=== WHAT TO DO ===
Go through the records below line by line, counting those that contain the word "JSON"; answer with the count only.

=== Dataset listings of figures ===
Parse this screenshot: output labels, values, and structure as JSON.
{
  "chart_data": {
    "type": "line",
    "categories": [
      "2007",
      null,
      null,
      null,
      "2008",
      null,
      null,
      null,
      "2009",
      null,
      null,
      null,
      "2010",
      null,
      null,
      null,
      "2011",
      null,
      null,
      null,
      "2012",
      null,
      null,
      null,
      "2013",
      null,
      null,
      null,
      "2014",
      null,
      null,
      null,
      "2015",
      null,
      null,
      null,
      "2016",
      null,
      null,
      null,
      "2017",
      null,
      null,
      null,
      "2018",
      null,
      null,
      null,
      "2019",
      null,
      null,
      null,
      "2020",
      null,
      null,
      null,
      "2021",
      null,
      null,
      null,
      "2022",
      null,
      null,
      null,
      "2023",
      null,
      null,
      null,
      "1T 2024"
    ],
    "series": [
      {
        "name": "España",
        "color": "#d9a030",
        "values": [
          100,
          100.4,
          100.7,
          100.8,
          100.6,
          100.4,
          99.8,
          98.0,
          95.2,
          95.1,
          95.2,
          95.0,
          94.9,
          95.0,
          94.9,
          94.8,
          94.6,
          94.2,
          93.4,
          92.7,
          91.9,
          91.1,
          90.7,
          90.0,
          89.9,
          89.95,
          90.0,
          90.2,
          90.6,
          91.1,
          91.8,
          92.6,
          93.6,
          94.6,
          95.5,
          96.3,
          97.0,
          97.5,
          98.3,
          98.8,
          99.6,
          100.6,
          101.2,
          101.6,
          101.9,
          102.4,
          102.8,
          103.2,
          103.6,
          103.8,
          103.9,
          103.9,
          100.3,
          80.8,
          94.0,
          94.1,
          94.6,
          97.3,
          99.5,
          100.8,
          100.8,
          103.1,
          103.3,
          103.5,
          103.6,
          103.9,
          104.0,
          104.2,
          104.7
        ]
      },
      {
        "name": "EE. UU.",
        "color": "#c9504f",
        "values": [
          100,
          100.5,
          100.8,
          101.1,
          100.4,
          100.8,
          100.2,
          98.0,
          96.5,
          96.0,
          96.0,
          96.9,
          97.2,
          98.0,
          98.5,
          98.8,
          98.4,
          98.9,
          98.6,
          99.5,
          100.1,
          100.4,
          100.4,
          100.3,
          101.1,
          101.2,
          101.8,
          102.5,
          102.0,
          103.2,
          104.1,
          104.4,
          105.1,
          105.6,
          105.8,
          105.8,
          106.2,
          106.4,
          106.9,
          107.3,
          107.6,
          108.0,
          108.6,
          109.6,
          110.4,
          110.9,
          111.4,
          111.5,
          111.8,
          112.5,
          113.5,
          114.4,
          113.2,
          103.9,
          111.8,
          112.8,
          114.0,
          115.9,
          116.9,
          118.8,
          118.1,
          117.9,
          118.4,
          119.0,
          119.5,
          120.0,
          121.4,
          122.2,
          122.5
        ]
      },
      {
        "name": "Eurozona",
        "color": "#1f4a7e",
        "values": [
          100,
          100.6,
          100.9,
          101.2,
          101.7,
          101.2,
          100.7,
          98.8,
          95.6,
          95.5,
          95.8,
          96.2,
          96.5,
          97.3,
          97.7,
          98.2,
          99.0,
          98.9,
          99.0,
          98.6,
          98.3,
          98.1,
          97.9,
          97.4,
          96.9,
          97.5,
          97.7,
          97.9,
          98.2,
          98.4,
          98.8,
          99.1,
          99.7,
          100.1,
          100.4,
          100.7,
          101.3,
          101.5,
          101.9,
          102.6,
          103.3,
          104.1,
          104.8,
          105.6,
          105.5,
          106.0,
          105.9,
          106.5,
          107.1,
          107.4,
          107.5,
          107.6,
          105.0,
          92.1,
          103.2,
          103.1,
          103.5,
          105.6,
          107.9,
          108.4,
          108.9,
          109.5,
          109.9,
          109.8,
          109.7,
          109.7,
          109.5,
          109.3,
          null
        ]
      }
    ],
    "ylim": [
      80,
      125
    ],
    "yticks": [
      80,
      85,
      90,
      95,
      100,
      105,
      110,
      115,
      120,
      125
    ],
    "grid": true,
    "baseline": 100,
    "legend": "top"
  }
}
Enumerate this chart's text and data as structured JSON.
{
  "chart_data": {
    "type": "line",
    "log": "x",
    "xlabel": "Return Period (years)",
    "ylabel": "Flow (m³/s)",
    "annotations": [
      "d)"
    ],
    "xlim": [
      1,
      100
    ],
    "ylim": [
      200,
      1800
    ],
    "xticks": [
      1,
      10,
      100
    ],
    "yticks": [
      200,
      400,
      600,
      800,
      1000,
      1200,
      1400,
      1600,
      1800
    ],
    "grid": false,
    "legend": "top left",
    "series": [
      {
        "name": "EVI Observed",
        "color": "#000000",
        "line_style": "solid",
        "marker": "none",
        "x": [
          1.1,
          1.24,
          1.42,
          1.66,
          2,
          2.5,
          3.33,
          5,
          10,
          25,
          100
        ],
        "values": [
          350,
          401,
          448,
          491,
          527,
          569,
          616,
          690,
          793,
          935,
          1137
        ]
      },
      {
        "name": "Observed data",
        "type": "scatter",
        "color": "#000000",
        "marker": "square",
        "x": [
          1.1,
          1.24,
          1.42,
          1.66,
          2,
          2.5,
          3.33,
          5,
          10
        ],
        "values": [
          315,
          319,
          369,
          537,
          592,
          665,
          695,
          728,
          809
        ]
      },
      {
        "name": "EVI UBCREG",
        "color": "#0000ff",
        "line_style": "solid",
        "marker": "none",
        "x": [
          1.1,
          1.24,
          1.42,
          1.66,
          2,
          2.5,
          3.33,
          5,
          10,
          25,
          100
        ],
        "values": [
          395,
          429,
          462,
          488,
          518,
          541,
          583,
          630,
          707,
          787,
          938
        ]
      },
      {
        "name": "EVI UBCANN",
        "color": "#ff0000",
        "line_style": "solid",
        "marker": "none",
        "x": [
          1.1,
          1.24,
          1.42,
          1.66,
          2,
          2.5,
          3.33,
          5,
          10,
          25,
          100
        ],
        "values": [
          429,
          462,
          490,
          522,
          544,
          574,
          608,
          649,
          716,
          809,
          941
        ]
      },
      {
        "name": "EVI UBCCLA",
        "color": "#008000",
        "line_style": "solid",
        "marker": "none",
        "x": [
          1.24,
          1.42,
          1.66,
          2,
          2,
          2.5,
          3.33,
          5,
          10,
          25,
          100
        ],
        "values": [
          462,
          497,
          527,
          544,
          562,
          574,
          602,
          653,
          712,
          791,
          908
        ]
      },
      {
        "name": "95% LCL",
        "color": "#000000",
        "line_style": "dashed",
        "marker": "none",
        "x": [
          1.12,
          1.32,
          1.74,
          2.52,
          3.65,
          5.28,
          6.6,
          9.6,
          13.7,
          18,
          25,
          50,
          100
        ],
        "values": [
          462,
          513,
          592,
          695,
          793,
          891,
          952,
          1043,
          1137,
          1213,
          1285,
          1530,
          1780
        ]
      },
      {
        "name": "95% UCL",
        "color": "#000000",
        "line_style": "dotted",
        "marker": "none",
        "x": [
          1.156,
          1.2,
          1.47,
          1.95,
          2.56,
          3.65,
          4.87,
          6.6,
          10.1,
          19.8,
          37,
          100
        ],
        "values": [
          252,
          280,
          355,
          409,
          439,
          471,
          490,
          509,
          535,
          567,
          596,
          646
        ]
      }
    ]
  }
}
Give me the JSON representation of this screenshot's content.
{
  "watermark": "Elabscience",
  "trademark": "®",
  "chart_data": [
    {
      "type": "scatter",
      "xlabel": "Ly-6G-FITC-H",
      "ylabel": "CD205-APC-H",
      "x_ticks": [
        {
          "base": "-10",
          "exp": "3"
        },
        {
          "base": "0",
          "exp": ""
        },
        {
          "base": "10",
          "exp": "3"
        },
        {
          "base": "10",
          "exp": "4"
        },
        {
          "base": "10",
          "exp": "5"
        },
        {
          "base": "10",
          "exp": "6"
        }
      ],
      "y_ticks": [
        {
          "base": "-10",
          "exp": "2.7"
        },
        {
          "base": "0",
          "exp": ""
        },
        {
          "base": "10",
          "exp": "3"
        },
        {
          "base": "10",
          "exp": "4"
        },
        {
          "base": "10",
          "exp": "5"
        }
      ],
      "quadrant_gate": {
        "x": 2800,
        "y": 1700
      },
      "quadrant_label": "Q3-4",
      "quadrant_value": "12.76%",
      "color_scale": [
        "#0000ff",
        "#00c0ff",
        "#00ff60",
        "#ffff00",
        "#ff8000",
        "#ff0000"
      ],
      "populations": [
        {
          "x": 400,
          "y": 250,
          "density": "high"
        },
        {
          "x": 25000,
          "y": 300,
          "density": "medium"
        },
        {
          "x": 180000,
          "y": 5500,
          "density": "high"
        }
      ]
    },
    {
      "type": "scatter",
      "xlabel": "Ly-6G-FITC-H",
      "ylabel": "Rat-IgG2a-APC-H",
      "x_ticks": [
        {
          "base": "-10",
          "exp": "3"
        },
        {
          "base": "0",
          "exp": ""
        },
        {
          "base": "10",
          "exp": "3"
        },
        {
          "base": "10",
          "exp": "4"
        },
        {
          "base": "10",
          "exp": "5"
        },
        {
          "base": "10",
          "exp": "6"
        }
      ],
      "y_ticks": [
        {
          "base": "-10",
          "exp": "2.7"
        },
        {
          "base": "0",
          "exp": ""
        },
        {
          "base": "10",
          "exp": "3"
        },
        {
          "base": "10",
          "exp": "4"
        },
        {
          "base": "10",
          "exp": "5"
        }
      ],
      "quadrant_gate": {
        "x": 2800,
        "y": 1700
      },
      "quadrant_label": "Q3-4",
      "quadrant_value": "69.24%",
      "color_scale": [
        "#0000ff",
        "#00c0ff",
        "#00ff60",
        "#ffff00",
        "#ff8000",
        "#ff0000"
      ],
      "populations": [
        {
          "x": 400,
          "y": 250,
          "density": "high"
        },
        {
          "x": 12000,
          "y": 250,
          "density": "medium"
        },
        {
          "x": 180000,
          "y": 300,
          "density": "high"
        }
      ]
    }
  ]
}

=== WRITTEN SOLUTION ===
3